• _Your goal_
Retype the records below word for word and omit any image.

• _The data_

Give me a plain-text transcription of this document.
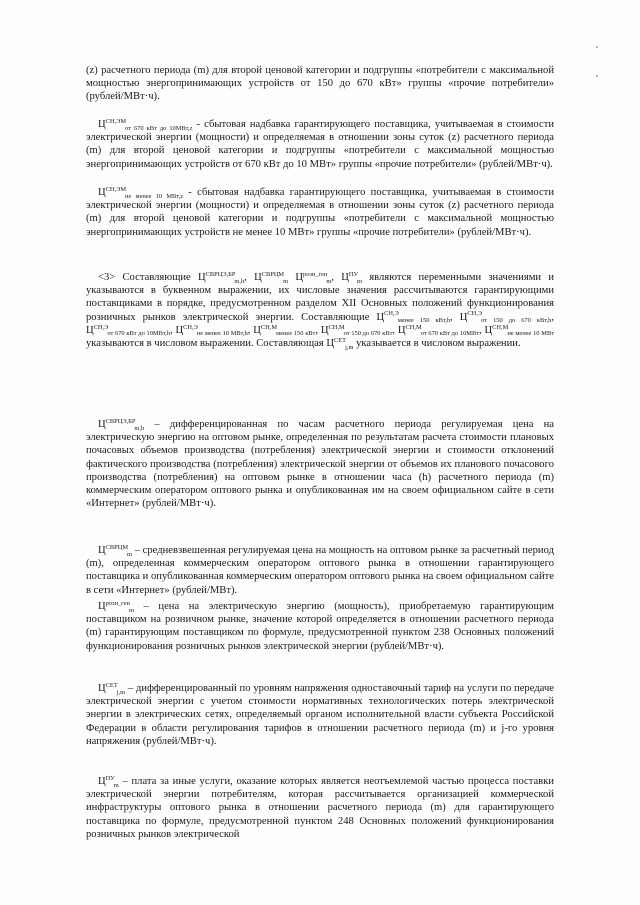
(z) расчетного периода (m) для второй ценовой категории и подгруппы «потребители с максимальной мощностью энергопринимающих устройств от 150 до 670 кВт» группы «прочие потребители» (рублей/МВт·ч).

$Ц^{СН,ЭМ}_{от 670 кВт до 10МВт,z}$ - сбытовая надбавка гарантирующего поставщика, учитываемая в стоимости электрической энергии (мощности) и определяемая в отношении зоны суток (z) расчетного периода (m) для второй ценовой категории и подгруппы «потребители с максимальной мощностью энергопринимающих устройств от 670 кВт до 10 МВт» группы «прочие потребители» (рублей/МВт·ч).

$Ц^{СН,ЭМ}_{не менее 10 МВт,z}$ - сбытовая надбавка гарантирующего поставщика, учитываемая в стоимости электрической энергии (мощности) и определяемая в отношении зоны суток (z) расчетного периода (m) для второй ценовой категории и подгруппы «потребители с максимальной мощностью энергопринимающих устройств не менее 10 МВт» группы «прочие потребители» (рублей/МВт·ч).

<3> Составляющие $Ц^{СВРЦЭ,БР}_{m,h}$, $Ц^{СВРЦМ}_m$ $Ц^{розн\_ген}_m$, $Ц^{ПУ}_m$ являются переменными значениями и указываются в буквенном выражении, их числовые значения рассчитываются гарантирующими поставщиками в порядке, предусмотренном разделом XII Основных положений функционирования розничных рынков электрической энергии. Составляющие $Ц^{СН,Э}_{менее 150 кВт,h}$, $Ц^{СН,Э}_{от 150 до 670 кВт,h}$, $Ц^{СН,Э}_{от 670 кВт до 10МВт,h}$, $Ц^{СН,Э}_{не менее 10 МВт,h}$, $Ц^{СН,М}_{менее 150 кВт}$, $Ц^{СН,М}_{от 150 до 670 кВт}$, $Ц^{СН,М}_{от 670 кВт до 10МВт}$, $Ц^{СН,М}_{не менее 10 МВт}$ указываются в числовом выражении. Составляющая $Ц^{СЕТ}_{j,m}$ указывается в числовом выражении.

$Ц^{СВРЦЭ,БР}_{m,h}$ – дифференцированная по часам расчетного периода регулируемая цена на электрическую энергию на оптовом рынке, определенная по результатам расчета стоимости плановых почасовых объемов производства (потребления) электрической энергии и стоимости отклонений фактического производства (потребления) электрической энергии от объемов их планового почасового производства (потребления) на оптовом рынке в отношении часа (h) расчетного периода (m) коммерческим оператором оптового рынка и опубликованная им на своем официальном сайте в сети «Интернет» (рублей/МВт·ч).

$Ц^{СВРЦМ}_m$ – средневзвешенная регулируемая цена на мощность на оптовом рынке за расчетный период (m), определенная коммерческим оператором оптового рынка в отношении гарантирующего поставщика и опубликованная коммерческим оператором оптового рынка на своем официальном сайте в сети «Интернет» (рублей/МВт).

$Ц^{розн\_ген}_m$ – цена на электрическую энергию (мощность), приобретаемую гарантирующим поставщиком на розничном рынке, значение которой определяется в отношении расчетного периода (m) гарантирующим поставщиком по формуле, предусмотренной пунктом 238 Основных положений функционирования розничных рынков электрической энергии (рублей/МВт·ч).

$Ц^{СЕТ}_{j,m}$ – дифференцированный по уровням напряжения одноставочный тариф на услуги по передаче электрической энергии с учетом стоимости нормативных технологических потерь электрической энергии в электрических сетях, определяемый органом исполнительной власти субъекта Российской Федерации в области регулирования тарифов в отношении расчетного периода (m) и j-го уровня напряжения (рублей/МВт·ч).

$Ц^{ПУ}_m$ – плата за иные услуги, оказание которых является неотъемлемой частью процесса поставки электрической энергии потребителям, которая рассчитывается организацией коммерческой инфраструктуры оптового рынка в отношении расчетного периода (m) для гарантирующего поставщика по формуле, предусмотренной пунктом 248 Основных положений функционирования розничных рынков электрической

• _Problem solution_
Give me a plain-text transcription of this document.
(z) расчетного периода (m) для второй ценовой категории и подгруппы «потребители с максимальной мощностью энергопринимающих устройств от 150 до 670 кВт» группы «прочие потребители» (рублей/МВт·ч).

$Ц^{СН,ЭМ}_{от 670 кВт до 10МВт,z}$ - сбытовая надбавка гарантирующего поставщика, учитываемая в стоимости электрической энергии (мощности) и определяемая в отношении зоны суток (z) расчетного периода (m) для второй ценовой категории и подгруппы «потребители с максимальной мощностью энергопринимающих устройств от 670 кВт до 10 МВт» группы «прочие потребители» (рублей/МВт·ч).

$Ц^{СН,ЭМ}_{не менее 10 МВт,z}$ - сбытовая надбавка гарантирующего поставщика, учитываемая в стоимости электрической энергии (мощности) и определяемая в отношении зоны суток (z) расчетного периода (m) для второй ценовой категории и подгруппы «потребители с максимальной мощностью энергопринимающих устройств не менее 10 МВт» группы «прочие потребители» (рублей/МВт·ч).

<3> Составляющие $Ц^{СВРЦЭ,БР}_{m,h}$, $Ц^{СВРЦМ}_m$ $Ц^{розн\_ген}_m$, $Ц^{ПУ}_m$ являются переменными значениями и указываются в буквенном выражении, их числовые значения рассчитываются гарантирующими поставщиками в порядке, предусмотренном разделом XII Основных положений функционирования розничных рынков электрической энергии. Составляющие $Ц^{СН,Э}_{менее 150 кВт,h}$, $Ц^{СН,Э}_{от 150 до 670 кВт,h}$, $Ц^{СН,Э}_{от 670 кВт до 10МВт,h}$, $Ц^{СН,Э}_{не менее 10 МВт,h}$, $Ц^{СН,М}_{менее 150 кВт}$, $Ц^{СН,М}_{от 150 до 670 кВт}$, $Ц^{СН,М}_{от 670 кВт до 10МВт}$, $Ц^{СН,М}_{не менее 10 МВт}$ указываются в числовом выражении. Составляющая $Ц^{СЕТ}_{j,m}$ указывается в числовом выражении.

$Ц^{СВРЦЭ,БР}_{m,h}$ – дифференцированная по часам расчетного периода регулируемая цена на электрическую энергию на оптовом рынке, определенная по результатам расчета стоимости плановых почасовых объемов производства (потребления) электрической энергии и стоимости отклонений фактического производства (потребления) электрической энергии от объемов их планового почасового производства (потребления) на оптовом рынке в отношении часа (h) расчетного периода (m) коммерческим оператором оптового рынка и опубликованная им на своем официальном сайте в сети «Интернет» (рублей/МВт·ч).

$Ц^{СВРЦМ}_m$ – средневзвешенная регулируемая цена на мощность на оптовом рынке за расчетный период (m), определенная коммерческим оператором оптового рынка в отношении гарантирующего поставщика и опубликованная коммерческим оператором оптового рынка на своем официальном сайте в сети «Интернет» (рублей/МВт).

$Ц^{розн\_ген}_m$ – цена на электрическую энергию (мощность), приобретаемую гарантирующим поставщиком на розничном рынке, значение которой определяется в отношении расчетного периода (m) гарантирующим поставщиком по формуле, предусмотренной пунктом 238 Основных положений функционирования розничных рынков электрической энергии (рублей/МВт·ч).

$Ц^{СЕТ}_{j,m}$ – дифференцированный по уровням напряжения одноставочный тариф на услуги по передаче электрической энергии с учетом стоимости нормативных технологических потерь электрической энергии в электрических сетях, определяемый органом исполнительной власти субъекта Российской Федерации в области регулирования тарифов в отношении расчетного периода (m) и j-го уровня напряжения (рублей/МВт·ч).

$Ц^{ПУ}_m$ – плата за иные услуги, оказание которых является неотъемлемой частью процесса поставки электрической энергии потребителям, которая рассчитывается организацией коммерческой инфраструктуры оптового рынка в отношении расчетного периода (m) для гарантирующего поставщика по формуле, предусмотренной пунктом 248 Основных положений функционирования розничных рынков электрической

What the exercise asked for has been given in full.